WHAT IS ASKED =
Could you transcribe every record below exactly as written, leaving out any pictures?

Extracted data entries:
__________

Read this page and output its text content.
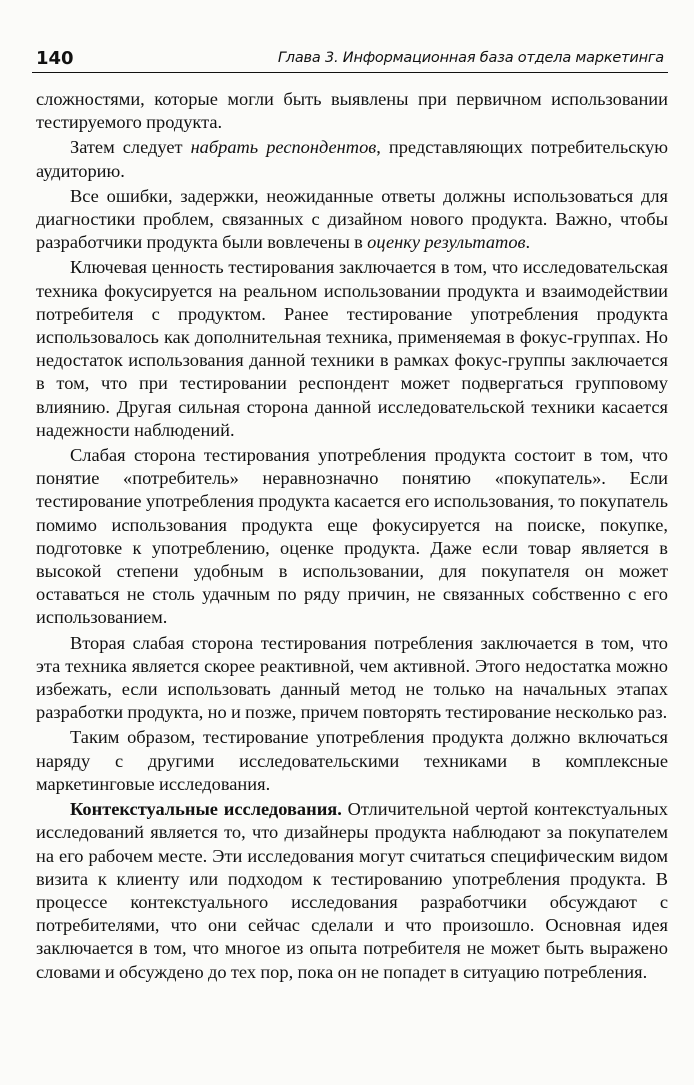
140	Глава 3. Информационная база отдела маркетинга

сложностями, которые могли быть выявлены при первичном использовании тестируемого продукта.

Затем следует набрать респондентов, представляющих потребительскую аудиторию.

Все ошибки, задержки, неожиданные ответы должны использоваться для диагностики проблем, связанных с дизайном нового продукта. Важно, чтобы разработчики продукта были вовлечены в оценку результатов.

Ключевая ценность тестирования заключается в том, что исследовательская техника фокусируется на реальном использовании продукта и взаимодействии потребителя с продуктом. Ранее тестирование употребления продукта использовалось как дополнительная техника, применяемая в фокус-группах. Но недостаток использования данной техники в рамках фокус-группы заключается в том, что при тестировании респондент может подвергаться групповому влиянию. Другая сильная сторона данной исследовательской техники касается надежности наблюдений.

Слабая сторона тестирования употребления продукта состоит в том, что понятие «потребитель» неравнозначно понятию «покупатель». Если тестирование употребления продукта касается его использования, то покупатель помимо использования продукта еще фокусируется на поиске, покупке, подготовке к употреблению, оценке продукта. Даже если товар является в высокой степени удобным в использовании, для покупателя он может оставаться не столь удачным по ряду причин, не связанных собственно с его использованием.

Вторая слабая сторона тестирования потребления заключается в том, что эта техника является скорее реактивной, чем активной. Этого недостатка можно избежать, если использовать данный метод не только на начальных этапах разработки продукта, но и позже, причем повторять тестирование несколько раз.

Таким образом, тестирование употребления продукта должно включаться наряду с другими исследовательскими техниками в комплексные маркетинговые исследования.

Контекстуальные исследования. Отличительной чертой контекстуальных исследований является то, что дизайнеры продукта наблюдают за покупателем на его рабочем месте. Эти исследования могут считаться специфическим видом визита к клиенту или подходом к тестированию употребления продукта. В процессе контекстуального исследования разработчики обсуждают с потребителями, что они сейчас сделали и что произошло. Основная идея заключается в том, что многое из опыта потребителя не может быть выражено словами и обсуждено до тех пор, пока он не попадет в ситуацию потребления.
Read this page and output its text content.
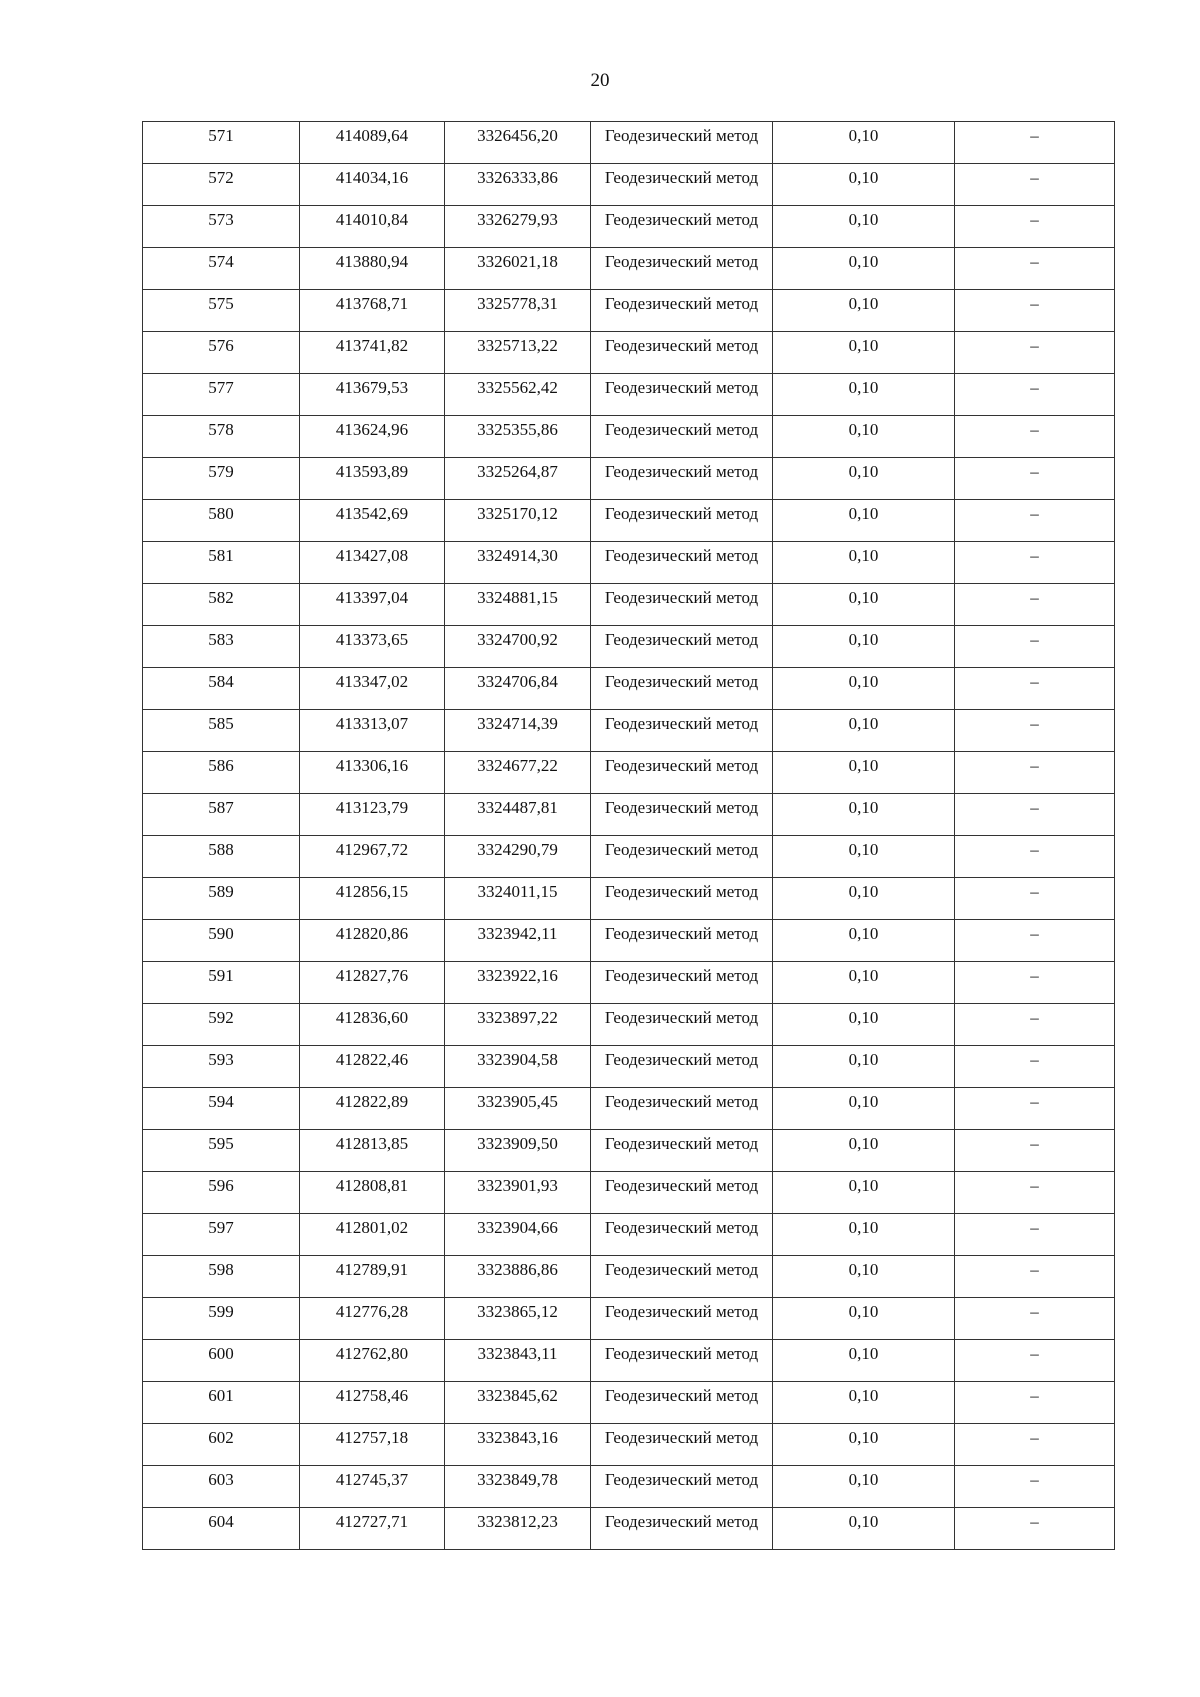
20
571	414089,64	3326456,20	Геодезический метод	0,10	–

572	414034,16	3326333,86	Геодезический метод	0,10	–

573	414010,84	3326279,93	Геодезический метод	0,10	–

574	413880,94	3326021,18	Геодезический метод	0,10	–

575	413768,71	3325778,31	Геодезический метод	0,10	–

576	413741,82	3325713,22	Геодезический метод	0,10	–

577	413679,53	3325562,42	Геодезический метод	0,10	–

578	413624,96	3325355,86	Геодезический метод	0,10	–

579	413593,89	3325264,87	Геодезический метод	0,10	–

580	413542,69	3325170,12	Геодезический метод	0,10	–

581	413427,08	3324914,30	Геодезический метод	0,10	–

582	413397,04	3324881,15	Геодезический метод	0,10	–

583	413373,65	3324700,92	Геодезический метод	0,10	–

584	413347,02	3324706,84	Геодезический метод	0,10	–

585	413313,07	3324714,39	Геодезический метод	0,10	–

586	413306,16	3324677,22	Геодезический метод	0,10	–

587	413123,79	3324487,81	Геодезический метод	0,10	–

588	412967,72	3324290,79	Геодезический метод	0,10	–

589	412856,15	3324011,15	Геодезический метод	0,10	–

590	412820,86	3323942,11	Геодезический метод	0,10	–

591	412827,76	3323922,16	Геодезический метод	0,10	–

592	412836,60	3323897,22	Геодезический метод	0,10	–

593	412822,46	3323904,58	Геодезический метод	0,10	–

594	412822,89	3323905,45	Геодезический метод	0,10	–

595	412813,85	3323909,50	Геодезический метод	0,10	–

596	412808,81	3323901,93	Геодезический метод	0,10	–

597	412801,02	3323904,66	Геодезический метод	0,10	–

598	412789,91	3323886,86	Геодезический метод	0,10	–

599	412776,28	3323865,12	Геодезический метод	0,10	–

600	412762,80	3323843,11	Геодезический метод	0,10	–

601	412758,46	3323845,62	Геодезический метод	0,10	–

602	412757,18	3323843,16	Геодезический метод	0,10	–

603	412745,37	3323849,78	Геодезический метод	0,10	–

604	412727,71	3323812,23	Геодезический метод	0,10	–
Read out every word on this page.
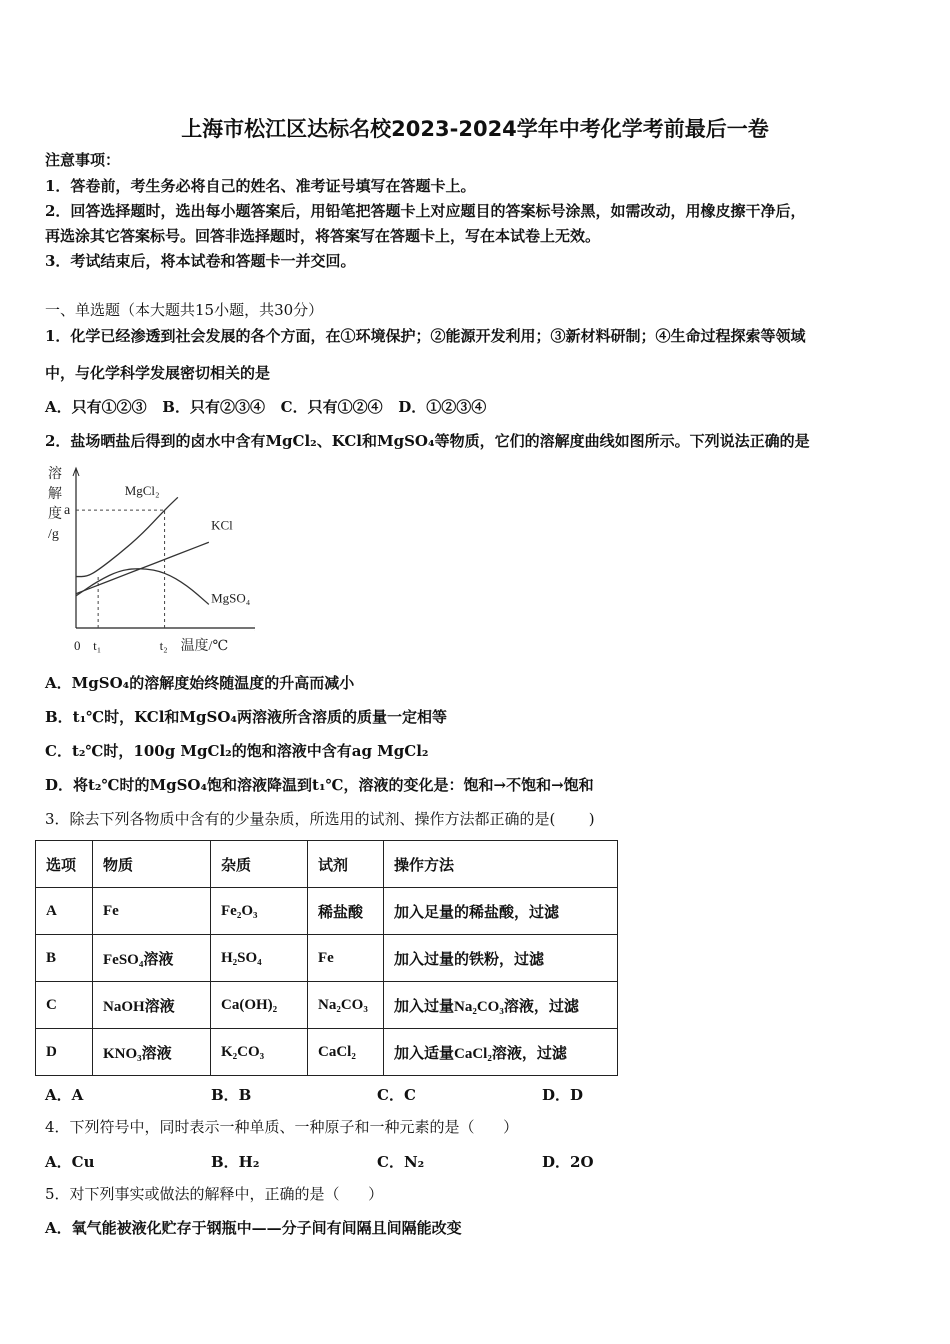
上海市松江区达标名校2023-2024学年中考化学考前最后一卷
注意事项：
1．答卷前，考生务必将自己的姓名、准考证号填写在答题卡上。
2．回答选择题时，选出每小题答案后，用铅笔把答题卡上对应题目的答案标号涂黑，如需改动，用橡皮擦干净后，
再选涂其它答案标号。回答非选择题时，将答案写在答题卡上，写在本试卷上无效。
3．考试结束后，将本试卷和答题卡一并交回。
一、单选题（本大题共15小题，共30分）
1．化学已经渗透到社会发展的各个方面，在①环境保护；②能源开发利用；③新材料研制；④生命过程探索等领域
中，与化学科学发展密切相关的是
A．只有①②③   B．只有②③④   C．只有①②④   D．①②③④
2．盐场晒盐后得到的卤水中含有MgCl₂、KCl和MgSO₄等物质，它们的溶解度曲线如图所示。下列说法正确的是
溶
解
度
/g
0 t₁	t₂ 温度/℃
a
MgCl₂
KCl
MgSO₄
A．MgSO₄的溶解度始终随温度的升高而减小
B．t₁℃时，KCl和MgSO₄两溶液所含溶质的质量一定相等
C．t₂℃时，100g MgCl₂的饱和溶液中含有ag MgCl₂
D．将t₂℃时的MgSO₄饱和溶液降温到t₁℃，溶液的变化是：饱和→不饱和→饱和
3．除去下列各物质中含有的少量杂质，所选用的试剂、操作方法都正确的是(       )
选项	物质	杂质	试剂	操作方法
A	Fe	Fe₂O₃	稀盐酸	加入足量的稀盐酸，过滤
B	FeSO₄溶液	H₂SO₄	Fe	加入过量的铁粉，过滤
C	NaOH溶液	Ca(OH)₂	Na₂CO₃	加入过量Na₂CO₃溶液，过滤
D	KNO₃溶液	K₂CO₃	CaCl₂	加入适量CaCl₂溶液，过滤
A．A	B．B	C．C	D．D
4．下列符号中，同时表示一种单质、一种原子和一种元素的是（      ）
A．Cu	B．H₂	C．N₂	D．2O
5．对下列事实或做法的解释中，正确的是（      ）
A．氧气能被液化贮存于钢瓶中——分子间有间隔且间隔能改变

__________

WORKED SOLUTION =
Read this page and output its text content.
140	Глава 3. Информационная база отдела маркетинга

сложностями, которые могли быть выявлены при первичном использовании тестируемого продукта.

Затем следует набрать респондентов, представляющих потребительскую аудиторию.

Все ошибки, задержки, неожиданные ответы должны использоваться для диагностики проблем, связанных с дизайном нового продукта. Важно, чтобы разработчики продукта были вовлечены в оценку результатов.

Ключевая ценность тестирования заключается в том, что исследовательская техника фокусируется на реальном использовании продукта и взаимодействии потребителя с продуктом. Ранее тестирование употребления продукта использовалось как дополнительная техника, применяемая в фокус-группах. Но недостаток использования данной техники в рамках фокус-группы заключается в том, что при тестировании респондент может подвергаться групповому влиянию. Другая сильная сторона данной исследовательской техники касается надежности наблюдений.

Слабая сторона тестирования употребления продукта состоит в том, что понятие «потребитель» неравнозначно понятию «покупатель». Если тестирование употребления продукта касается его использования, то покупатель помимо использования продукта еще фокусируется на поиске, покупке, подготовке к употреблению, оценке продукта. Даже если товар является в высокой степени удобным в использовании, для покупателя он может оставаться не столь удачным по ряду причин, не связанных собственно с его использованием.

Вторая слабая сторона тестирования потребления заключается в том, что эта техника является скорее реактивной, чем активной. Этого недостатка можно избежать, если использовать данный метод не только на начальных этапах разработки продукта, но и позже, причем повторять тестирование несколько раз.

Таким образом, тестирование употребления продукта должно включаться наряду с другими исследовательскими техниками в комплексные маркетинговые исследования.

Контекстуальные исследования. Отличительной чертой контекстуальных исследований является то, что дизайнеры продукта наблюдают за покупателем на его рабочем месте. Эти исследования могут считаться специфическим видом визита к клиенту или подходом к тестированию употребления продукта. В процессе контекстуального исследования разработчики обсуждают с потребителями, что они сейчас сделали и что произошло. Основная идея заключается в том, что многое из опыта потребителя не может быть выражено словами и обсуждено до тех пор, пока он не попадет в ситуацию потребления.
Read this page and output its text content.
20
571	414089,64	3326456,20	Геодезический метод	0,10	–

572	414034,16	3326333,86	Геодезический метод	0,10	–

573	414010,84	3326279,93	Геодезический метод	0,10	–

574	413880,94	3326021,18	Геодезический метод	0,10	–

575	413768,71	3325778,31	Геодезический метод	0,10	–

576	413741,82	3325713,22	Геодезический метод	0,10	–

577	413679,53	3325562,42	Геодезический метод	0,10	–

578	413624,96	3325355,86	Геодезический метод	0,10	–

579	413593,89	3325264,87	Геодезический метод	0,10	–

580	413542,69	3325170,12	Геодезический метод	0,10	–

581	413427,08	3324914,30	Геодезический метод	0,10	–

582	413397,04	3324881,15	Геодезический метод	0,10	–

583	413373,65	3324700,92	Геодезический метод	0,10	–

584	413347,02	3324706,84	Геодезический метод	0,10	–

585	413313,07	3324714,39	Геодезический метод	0,10	–

586	413306,16	3324677,22	Геодезический метод	0,10	–

587	413123,79	3324487,81	Геодезический метод	0,10	–

588	412967,72	3324290,79	Геодезический метод	0,10	–

589	412856,15	3324011,15	Геодезический метод	0,10	–

590	412820,86	3323942,11	Геодезический метод	0,10	–

591	412827,76	3323922,16	Геодезический метод	0,10	–

592	412836,60	3323897,22	Геодезический метод	0,10	–

593	412822,46	3323904,58	Геодезический метод	0,10	–

594	412822,89	3323905,45	Геодезический метод	0,10	–

595	412813,85	3323909,50	Геодезический метод	0,10	–

596	412808,81	3323901,93	Геодезический метод	0,10	–

597	412801,02	3323904,66	Геодезический метод	0,10	–

598	412789,91	3323886,86	Геодезический метод	0,10	–

599	412776,28	3323865,12	Геодезический метод	0,10	–

600	412762,80	3323843,11	Геодезический метод	0,10	–

601	412758,46	3323845,62	Геодезический метод	0,10	–

602	412757,18	3323843,16	Геодезический метод	0,10	–

603	412745,37	3323849,78	Геодезический метод	0,10	–

604	412727,71	3323812,23	Геодезический метод	0,10	–
Read out every word on this page.
上海市松江区达标名校2023-2024学年中考化学考前最后一卷
注意事项：
1．答卷前，考生务必将自己的姓名、准考证号填写在答题卡上。
2．回答选择题时，选出每小题答案后，用铅笔把答题卡上对应题目的答案标号涂黑，如需改动，用橡皮擦干净后，
再选涂其它答案标号。回答非选择题时，将答案写在答题卡上，写在本试卷上无效。
3．考试结束后，将本试卷和答题卡一并交回。
一、单选题（本大题共15小题，共30分）
1．化学已经渗透到社会发展的各个方面，在①环境保护；②能源开发利用；③新材料研制；④生命过程探索等领域
中，与化学科学发展密切相关的是
A．只有①②③   B．只有②③④   C．只有①②④   D．①②③④
2．盐场晒盐后得到的卤水中含有MgCl₂、KCl和MgSO₄等物质，它们的溶解度曲线如图所示。下列说法正确的是
溶
解
度
/g
0 t₁	t₂ 温度/℃
a
MgCl₂
KCl
MgSO₄
A．MgSO₄的溶解度始终随温度的升高而减小
B．t₁℃时，KCl和MgSO₄两溶液所含溶质的质量一定相等
C．t₂℃时，100g MgCl₂的饱和溶液中含有ag MgCl₂
D．将t₂℃时的MgSO₄饱和溶液降温到t₁℃，溶液的变化是：饱和→不饱和→饱和
3．除去下列各物质中含有的少量杂质，所选用的试剂、操作方法都正确的是(       )
选项	物质	杂质	试剂	操作方法
A	Fe	Fe₂O₃	稀盐酸	加入足量的稀盐酸，过滤
B	FeSO₄溶液	H₂SO₄	Fe	加入过量的铁粉，过滤
C	NaOH溶液	Ca(OH)₂	Na₂CO₃	加入过量Na₂CO₃溶液，过滤
D	KNO₃溶液	K₂CO₃	CaCl₂	加入适量CaCl₂溶液，过滤
A．A	B．B	C．C	D．D
4．下列符号中，同时表示一种单质、一种原子和一种元素的是（      ）
A．Cu	B．H₂	C．N₂	D．2O
5．对下列事实或做法的解释中，正确的是（      ）
A．氧气能被液化贮存于钢瓶中——分子间有间隔且间隔能改变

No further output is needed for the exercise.